-------- Task material --------

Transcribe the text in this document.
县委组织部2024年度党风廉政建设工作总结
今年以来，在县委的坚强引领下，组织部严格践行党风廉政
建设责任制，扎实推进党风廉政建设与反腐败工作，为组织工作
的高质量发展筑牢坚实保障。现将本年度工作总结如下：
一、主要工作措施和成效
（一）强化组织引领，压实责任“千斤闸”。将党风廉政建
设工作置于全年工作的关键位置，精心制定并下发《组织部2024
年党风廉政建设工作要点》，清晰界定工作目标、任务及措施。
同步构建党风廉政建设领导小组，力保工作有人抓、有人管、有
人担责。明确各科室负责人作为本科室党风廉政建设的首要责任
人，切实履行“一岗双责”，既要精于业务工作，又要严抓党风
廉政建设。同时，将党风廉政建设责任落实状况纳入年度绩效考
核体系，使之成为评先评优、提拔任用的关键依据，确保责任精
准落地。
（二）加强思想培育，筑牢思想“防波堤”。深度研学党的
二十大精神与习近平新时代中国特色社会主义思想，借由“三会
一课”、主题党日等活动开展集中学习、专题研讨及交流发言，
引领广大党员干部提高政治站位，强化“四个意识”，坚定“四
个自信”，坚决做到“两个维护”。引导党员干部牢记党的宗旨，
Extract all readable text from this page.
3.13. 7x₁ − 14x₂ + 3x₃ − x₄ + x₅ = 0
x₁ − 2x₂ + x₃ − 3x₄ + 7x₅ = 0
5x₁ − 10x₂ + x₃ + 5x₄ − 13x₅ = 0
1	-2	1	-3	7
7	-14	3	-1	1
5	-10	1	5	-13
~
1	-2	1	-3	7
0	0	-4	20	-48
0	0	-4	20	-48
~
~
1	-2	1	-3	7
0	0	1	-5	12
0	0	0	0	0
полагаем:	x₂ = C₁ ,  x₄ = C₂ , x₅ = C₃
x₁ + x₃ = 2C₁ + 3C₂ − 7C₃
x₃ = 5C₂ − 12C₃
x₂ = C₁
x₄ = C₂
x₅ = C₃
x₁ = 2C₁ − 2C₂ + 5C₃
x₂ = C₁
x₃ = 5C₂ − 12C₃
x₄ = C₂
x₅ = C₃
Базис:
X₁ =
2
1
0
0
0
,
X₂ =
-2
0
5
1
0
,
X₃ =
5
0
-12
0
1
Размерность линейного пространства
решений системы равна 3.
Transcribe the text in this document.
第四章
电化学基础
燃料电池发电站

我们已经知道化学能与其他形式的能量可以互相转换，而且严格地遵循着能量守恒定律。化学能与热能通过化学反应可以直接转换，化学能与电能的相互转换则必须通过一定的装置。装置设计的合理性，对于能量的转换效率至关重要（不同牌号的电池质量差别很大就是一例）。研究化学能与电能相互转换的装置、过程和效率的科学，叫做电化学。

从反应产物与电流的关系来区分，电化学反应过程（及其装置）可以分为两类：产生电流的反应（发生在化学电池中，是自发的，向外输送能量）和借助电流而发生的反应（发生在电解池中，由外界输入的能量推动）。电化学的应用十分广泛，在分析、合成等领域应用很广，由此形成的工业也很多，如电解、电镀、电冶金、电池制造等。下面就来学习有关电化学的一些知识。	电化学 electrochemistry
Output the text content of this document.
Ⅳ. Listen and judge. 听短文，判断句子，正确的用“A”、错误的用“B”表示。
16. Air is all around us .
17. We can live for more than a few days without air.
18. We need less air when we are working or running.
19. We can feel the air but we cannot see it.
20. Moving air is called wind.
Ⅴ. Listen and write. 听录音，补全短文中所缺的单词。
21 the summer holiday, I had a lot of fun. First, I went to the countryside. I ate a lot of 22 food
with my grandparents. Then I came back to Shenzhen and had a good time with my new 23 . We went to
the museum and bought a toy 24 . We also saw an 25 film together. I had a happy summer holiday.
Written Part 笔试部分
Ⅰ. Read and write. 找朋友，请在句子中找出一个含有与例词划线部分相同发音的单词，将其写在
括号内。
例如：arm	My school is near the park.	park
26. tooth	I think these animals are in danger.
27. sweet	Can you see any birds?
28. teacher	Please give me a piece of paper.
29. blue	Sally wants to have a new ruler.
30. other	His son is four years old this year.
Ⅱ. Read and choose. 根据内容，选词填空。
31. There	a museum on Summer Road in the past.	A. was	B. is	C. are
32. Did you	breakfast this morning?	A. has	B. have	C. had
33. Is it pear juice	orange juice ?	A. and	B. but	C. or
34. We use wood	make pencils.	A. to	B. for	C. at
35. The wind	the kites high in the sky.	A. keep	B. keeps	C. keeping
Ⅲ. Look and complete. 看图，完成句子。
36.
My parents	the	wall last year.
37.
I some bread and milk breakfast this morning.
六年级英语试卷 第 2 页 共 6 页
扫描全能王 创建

--------

What this task involves:
All of the lines above must be returned exactly.

Result:
Transcribe the text in this document.
县委组织部2024年度党风廉政建设工作总结
今年以来，在县委的坚强引领下，组织部严格践行党风廉政
建设责任制，扎实推进党风廉政建设与反腐败工作，为组织工作
的高质量发展筑牢坚实保障。现将本年度工作总结如下：
一、主要工作措施和成效
（一）强化组织引领，压实责任“千斤闸”。将党风廉政建
设工作置于全年工作的关键位置，精心制定并下发《组织部2024
年党风廉政建设工作要点》，清晰界定工作目标、任务及措施。
同步构建党风廉政建设领导小组，力保工作有人抓、有人管、有
人担责。明确各科室负责人作为本科室党风廉政建设的首要责任
人，切实履行“一岗双责”，既要精于业务工作，又要严抓党风
廉政建设。同时，将党风廉政建设责任落实状况纳入年度绩效考
核体系，使之成为评先评优、提拔任用的关键依据，确保责任精
准落地。
（二）加强思想培育，筑牢思想“防波堤”。深度研学党的
二十大精神与习近平新时代中国特色社会主义思想，借由“三会
一课”、主题党日等活动开展集中学习、专题研讨及交流发言，
引领广大党员干部提高政治站位，强化“四个意识”，坚定“四
个自信”，坚决做到“两个维护”。引导党员干部牢记党的宗旨，
Extract all readable text from this page.
3.13. 7x₁ − 14x₂ + 3x₃ − x₄ + x₅ = 0
x₁ − 2x₂ + x₃ − 3x₄ + 7x₅ = 0
5x₁ − 10x₂ + x₃ + 5x₄ − 13x₅ = 0
1	-2	1	-3	7
7	-14	3	-1	1
5	-10	1	5	-13
~
1	-2	1	-3	7
0	0	-4	20	-48
0	0	-4	20	-48
~
~
1	-2	1	-3	7
0	0	1	-5	12
0	0	0	0	0
полагаем:	x₂ = C₁ ,  x₄ = C₂ , x₅ = C₃
x₁ + x₃ = 2C₁ + 3C₂ − 7C₃
x₃ = 5C₂ − 12C₃
x₂ = C₁
x₄ = C₂
x₅ = C₃
x₁ = 2C₁ − 2C₂ + 5C₃
x₂ = C₁
x₃ = 5C₂ − 12C₃
x₄ = C₂
x₅ = C₃
Базис:
X₁ =
2
1
0
0
0
,
X₂ =
-2
0
5
1
0
,
X₃ =
5
0
-12
0
1
Размерность линейного пространства
решений системы равна 3.
Transcribe the text in this document.
第四章
电化学基础
燃料电池发电站

我们已经知道化学能与其他形式的能量可以互相转换，而且严格地遵循着能量守恒定律。化学能与热能通过化学反应可以直接转换，化学能与电能的相互转换则必须通过一定的装置。装置设计的合理性，对于能量的转换效率至关重要（不同牌号的电池质量差别很大就是一例）。研究化学能与电能相互转换的装置、过程和效率的科学，叫做电化学。

从反应产物与电流的关系来区分，电化学反应过程（及其装置）可以分为两类：产生电流的反应（发生在化学电池中，是自发的，向外输送能量）和借助电流而发生的反应（发生在电解池中，由外界输入的能量推动）。电化学的应用十分广泛，在分析、合成等领域应用很广，由此形成的工业也很多，如电解、电镀、电冶金、电池制造等。下面就来学习有关电化学的一些知识。	电化学 electrochemistry
Output the text content of this document.
Ⅳ. Listen and judge. 听短文，判断句子，正确的用“A”、错误的用“B”表示。
16. Air is all around us .
17. We can live for more than a few days without air.
18. We need less air when we are working or running.
19. We can feel the air but we cannot see it.
20. Moving air is called wind.
Ⅴ. Listen and write. 听录音，补全短文中所缺的单词。
21 the summer holiday, I had a lot of fun. First, I went to the countryside. I ate a lot of 22 food
with my grandparents. Then I came back to Shenzhen and had a good time with my new 23 . We went to
the museum and bought a toy 24 . We also saw an 25 film together. I had a happy summer holiday.
Written Part 笔试部分
Ⅰ. Read and write. 找朋友，请在句子中找出一个含有与例词划线部分相同发音的单词，将其写在
括号内。
例如：arm	My school is near the park.	park
26. tooth	I think these animals are in danger.
27. sweet	Can you see any birds?
28. teacher	Please give me a piece of paper.
29. blue	Sally wants to have a new ruler.
30. other	His son is four years old this year.
Ⅱ. Read and choose. 根据内容，选词填空。
31. There	a museum on Summer Road in the past.	A. was	B. is	C. are
32. Did you	breakfast this morning?	A. has	B. have	C. had
33. Is it pear juice	orange juice ?	A. and	B. but	C. or
34. We use wood	make pencils.	A. to	B. for	C. at
35. The wind	the kites high in the sky.	A. keep	B. keeps	C. keeping
Ⅲ. Look and complete. 看图，完成句子。
36.
My parents	the	wall last year.
37.
I some bread and milk breakfast this morning.
六年级英语试卷 第 2 页 共 6 页
扫描全能王 创建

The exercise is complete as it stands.